### Data extract

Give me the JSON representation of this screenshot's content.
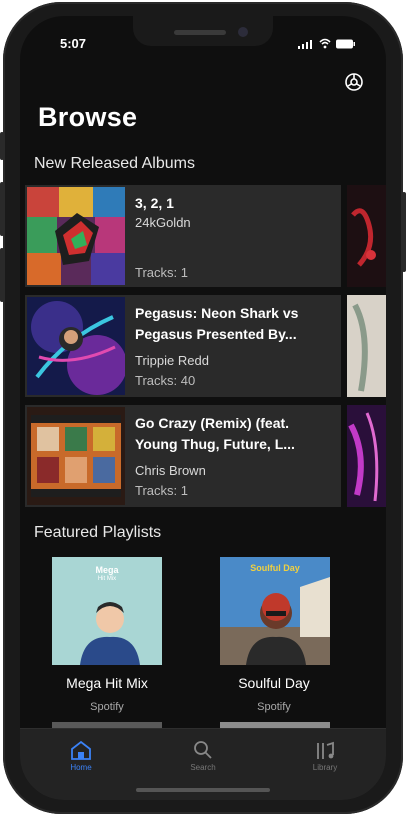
{
  "status_bar": {
    "time": "5:07"
  },
  "header": {
    "title": "Browse"
  },
  "new_releases": {
    "heading": "New Released Albums",
    "albums": [
      {
        "title": "3, 2, 1",
        "artist": "24kGoldn",
        "tracks": "Tracks: 1"
      },
      {
        "title": "Pegasus: Neon Shark vs Pegasus Presented By...",
        "artist": "Trippie Redd",
        "tracks": "Tracks: 40"
      },
      {
        "title": "Go Crazy (Remix) (feat. Young Thug, Future, L...",
        "artist": "Chris Brown",
        "tracks": "Tracks: 1"
      }
    ]
  },
  "featured": {
    "heading": "Featured Playlists",
    "playlists": [
      {
        "name": "Mega Hit Mix",
        "owner": "Spotify",
        "cover_text": "Mega",
        "cover_subtext": "Hit Mix"
      },
      {
        "name": "Soulful Day",
        "owner": "Spotify",
        "cover_text": "Soulful Day"
      }
    ]
  },
  "tabbar": {
    "tabs": [
      {
        "label": "Home",
        "icon": "home-icon",
        "active": true
      },
      {
        "label": "Search",
        "icon": "search-icon",
        "active": false
      },
      {
        "label": "Library",
        "icon": "library-icon",
        "active": false
      }
    ]
  },
  "colors": {
    "accent": "#3b82f6",
    "background": "#0f0f0f",
    "card": "#2a2a2a"
  }
}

######

**Objective**: Copy the material above in full and exactly, skipping pictures.

**Answer in full**:
Give me the JSON representation of this screenshot's content.
{
  "status_bar": {
    "time": "5:07"
  },
  "header": {
    "title": "Browse"
  },
  "new_releases": {
    "heading": "New Released Albums",
    "albums": [
      {
        "title": "3, 2, 1",
        "artist": "24kGoldn",
        "tracks": "Tracks: 1"
      },
      {
        "title": "Pegasus: Neon Shark vs Pegasus Presented By...",
        "artist": "Trippie Redd",
        "tracks": "Tracks: 40"
      },
      {
        "title": "Go Crazy (Remix) (feat. Young Thug, Future, L...",
        "artist": "Chris Brown",
        "tracks": "Tracks: 1"
      }
    ]
  },
  "featured": {
    "heading": "Featured Playlists",
    "playlists": [
      {
        "name": "Mega Hit Mix",
        "owner": "Spotify",
        "cover_text": "Mega",
        "cover_subtext": "Hit Mix"
      },
      {
        "name": "Soulful Day",
        "owner": "Spotify",
        "cover_text": "Soulful Day"
      }
    ]
  },
  "tabbar": {
    "tabs": [
      {
        "label": "Home",
        "icon": "home-icon",
        "active": true
      },
      {
        "label": "Search",
        "icon": "search-icon",
        "active": false
      },
      {
        "label": "Library",
        "icon": "library-icon",
        "active": false
      }
    ]
  },
  "colors": {
    "accent": "#3b82f6",
    "background": "#0f0f0f",
    "card": "#2a2a2a"
  }
}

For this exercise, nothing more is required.